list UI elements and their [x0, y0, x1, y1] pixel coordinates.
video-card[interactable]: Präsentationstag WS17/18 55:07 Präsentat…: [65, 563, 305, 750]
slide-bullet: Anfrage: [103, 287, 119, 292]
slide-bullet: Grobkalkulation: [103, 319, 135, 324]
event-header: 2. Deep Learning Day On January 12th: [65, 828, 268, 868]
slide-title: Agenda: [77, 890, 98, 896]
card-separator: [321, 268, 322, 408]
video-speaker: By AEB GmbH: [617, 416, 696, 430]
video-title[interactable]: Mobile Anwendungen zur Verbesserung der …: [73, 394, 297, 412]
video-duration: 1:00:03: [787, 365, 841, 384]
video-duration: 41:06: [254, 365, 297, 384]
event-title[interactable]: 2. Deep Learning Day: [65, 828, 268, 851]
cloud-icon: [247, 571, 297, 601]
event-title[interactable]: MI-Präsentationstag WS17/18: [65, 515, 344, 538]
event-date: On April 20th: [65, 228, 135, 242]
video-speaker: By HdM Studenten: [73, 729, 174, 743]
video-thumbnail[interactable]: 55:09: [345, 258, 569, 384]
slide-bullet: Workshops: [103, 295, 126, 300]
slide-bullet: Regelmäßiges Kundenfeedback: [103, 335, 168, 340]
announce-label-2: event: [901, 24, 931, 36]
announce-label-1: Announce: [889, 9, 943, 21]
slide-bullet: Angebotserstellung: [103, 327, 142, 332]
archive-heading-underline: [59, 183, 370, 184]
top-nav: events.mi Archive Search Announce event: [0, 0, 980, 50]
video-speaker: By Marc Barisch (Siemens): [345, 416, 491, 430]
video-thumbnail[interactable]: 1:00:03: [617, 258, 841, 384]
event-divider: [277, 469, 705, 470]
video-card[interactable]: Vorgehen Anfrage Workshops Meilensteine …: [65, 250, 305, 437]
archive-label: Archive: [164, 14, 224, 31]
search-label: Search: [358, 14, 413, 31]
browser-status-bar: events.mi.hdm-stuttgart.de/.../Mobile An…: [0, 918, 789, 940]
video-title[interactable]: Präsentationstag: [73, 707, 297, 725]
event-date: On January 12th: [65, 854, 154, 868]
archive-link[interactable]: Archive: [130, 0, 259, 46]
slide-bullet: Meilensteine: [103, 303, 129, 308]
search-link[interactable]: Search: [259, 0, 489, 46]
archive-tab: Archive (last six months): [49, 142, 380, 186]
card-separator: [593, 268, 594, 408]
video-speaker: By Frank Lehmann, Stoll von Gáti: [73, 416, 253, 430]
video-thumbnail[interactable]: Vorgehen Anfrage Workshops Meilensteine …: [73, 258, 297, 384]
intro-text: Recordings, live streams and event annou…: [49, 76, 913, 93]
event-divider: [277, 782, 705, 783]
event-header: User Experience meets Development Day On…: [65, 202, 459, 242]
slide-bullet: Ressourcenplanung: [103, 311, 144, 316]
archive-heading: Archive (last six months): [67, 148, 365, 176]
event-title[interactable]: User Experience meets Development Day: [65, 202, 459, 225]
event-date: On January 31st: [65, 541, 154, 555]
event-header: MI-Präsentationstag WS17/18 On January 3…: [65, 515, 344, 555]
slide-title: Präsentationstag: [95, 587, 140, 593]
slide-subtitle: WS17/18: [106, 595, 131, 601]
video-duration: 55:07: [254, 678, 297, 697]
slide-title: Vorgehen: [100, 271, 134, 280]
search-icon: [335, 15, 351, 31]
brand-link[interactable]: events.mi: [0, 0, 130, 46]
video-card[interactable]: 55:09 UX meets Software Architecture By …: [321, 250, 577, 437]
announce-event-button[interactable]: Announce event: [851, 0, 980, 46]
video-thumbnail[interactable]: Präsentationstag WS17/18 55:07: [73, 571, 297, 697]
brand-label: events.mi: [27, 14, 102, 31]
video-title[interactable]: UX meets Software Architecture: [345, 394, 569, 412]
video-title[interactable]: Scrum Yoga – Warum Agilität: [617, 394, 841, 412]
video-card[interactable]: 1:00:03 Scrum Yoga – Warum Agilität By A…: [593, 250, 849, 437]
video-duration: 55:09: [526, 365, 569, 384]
• • • • • • •
EXERCISE INSTRUCTIONS => Rewrite the rows above so that every "video-speaker" becomes "video-presenter", keeping everything else unchanged.

OUTPUT FOR THIS EXERCISE =>
list UI elements and their [x0, y0, x1, y1] pixel coordinates.
video-card[interactable]: Präsentationstag WS17/18 55:07 Präsentat…: [65, 563, 305, 750]
slide-bullet: Anfrage: [103, 287, 119, 292]
slide-bullet: Grobkalkulation: [103, 319, 135, 324]
event-header: 2. Deep Learning Day On January 12th: [65, 828, 268, 868]
slide-title: Agenda: [77, 890, 98, 896]
card-separator: [321, 268, 322, 408]
video-presenter: By AEB GmbH: [617, 416, 696, 430]
video-title[interactable]: Mobile Anwendungen zur Verbesserung der …: [73, 394, 297, 412]
video-duration: 1:00:03: [787, 365, 841, 384]
video-duration: 41:06: [254, 365, 297, 384]
event-title[interactable]: 2. Deep Learning Day: [65, 828, 268, 851]
cloud-icon: [247, 571, 297, 601]
event-title[interactable]: MI-Präsentationstag WS17/18: [65, 515, 344, 538]
event-date: On April 20th: [65, 228, 135, 242]
video-presenter: By HdM Studenten: [73, 729, 174, 743]
video-thumbnail[interactable]: 55:09: [345, 258, 569, 384]
slide-bullet: Workshops: [103, 295, 126, 300]
slide-bullet: Regelmäßiges Kundenfeedback: [103, 335, 168, 340]
announce-label-2: event: [901, 24, 931, 36]
announce-label-1: Announce: [889, 9, 943, 21]
slide-bullet: Angebotserstellung: [103, 327, 142, 332]
archive-heading-underline: [59, 183, 370, 184]
top-nav: events.mi Archive Search Announce event: [0, 0, 980, 50]
video-presenter: By Marc Barisch (Siemens): [345, 416, 491, 430]
video-thumbnail[interactable]: 1:00:03: [617, 258, 841, 384]
event-divider: [277, 469, 705, 470]
video-card[interactable]: Vorgehen Anfrage Workshops Meilensteine …: [65, 250, 305, 437]
archive-label: Archive: [164, 14, 224, 31]
search-label: Search: [358, 14, 413, 31]
browser-status-bar: events.mi.hdm-stuttgart.de/.../Mobile An…: [0, 918, 789, 940]
video-title[interactable]: Präsentationstag: [73, 707, 297, 725]
event-date: On January 12th: [65, 854, 154, 868]
archive-link[interactable]: Archive: [130, 0, 259, 46]
slide-bullet: Meilensteine: [103, 303, 129, 308]
search-link[interactable]: Search: [259, 0, 489, 46]
archive-tab: Archive (last six months): [49, 142, 380, 186]
card-separator: [593, 268, 594, 408]
video-presenter: By Frank Lehmann, Stoll von Gáti: [73, 416, 253, 430]
video-thumbnail[interactable]: Vorgehen Anfrage Workshops Meilensteine …: [73, 258, 297, 384]
intro-text: Recordings, live streams and event annou…: [49, 76, 913, 93]
event-divider: [277, 782, 705, 783]
event-header: User Experience meets Development Day On…: [65, 202, 459, 242]
slide-bullet: Ressourcenplanung: [103, 311, 144, 316]
archive-heading: Archive (last six months): [67, 148, 365, 176]
event-title[interactable]: User Experience meets Development Day: [65, 202, 459, 225]
event-date: On January 31st: [65, 541, 154, 555]
event-header: MI-Präsentationstag WS17/18 On January 3…: [65, 515, 344, 555]
slide-title: Präsentationstag: [95, 587, 140, 593]
slide-subtitle: WS17/18: [106, 595, 131, 601]
video-duration: 55:07: [254, 678, 297, 697]
slide-title: Vorgehen: [100, 271, 134, 280]
search-icon: [335, 15, 351, 31]
brand-link[interactable]: events.mi: [0, 0, 130, 46]
video-card[interactable]: 55:09 UX meets Software Architecture By …: [321, 250, 577, 437]
announce-event-button[interactable]: Announce event: [851, 0, 980, 46]
video-thumbnail[interactable]: Präsentationstag WS17/18 55:07: [73, 571, 297, 697]
brand-label: events.mi: [27, 14, 102, 31]
video-title[interactable]: UX meets Software Architecture: [345, 394, 569, 412]
video-title[interactable]: Scrum Yoga – Warum Agilität: [617, 394, 841, 412]
video-card[interactable]: 1:00:03 Scrum Yoga – Warum Agilität By A…: [593, 250, 849, 437]
video-duration: 55:09: [526, 365, 569, 384]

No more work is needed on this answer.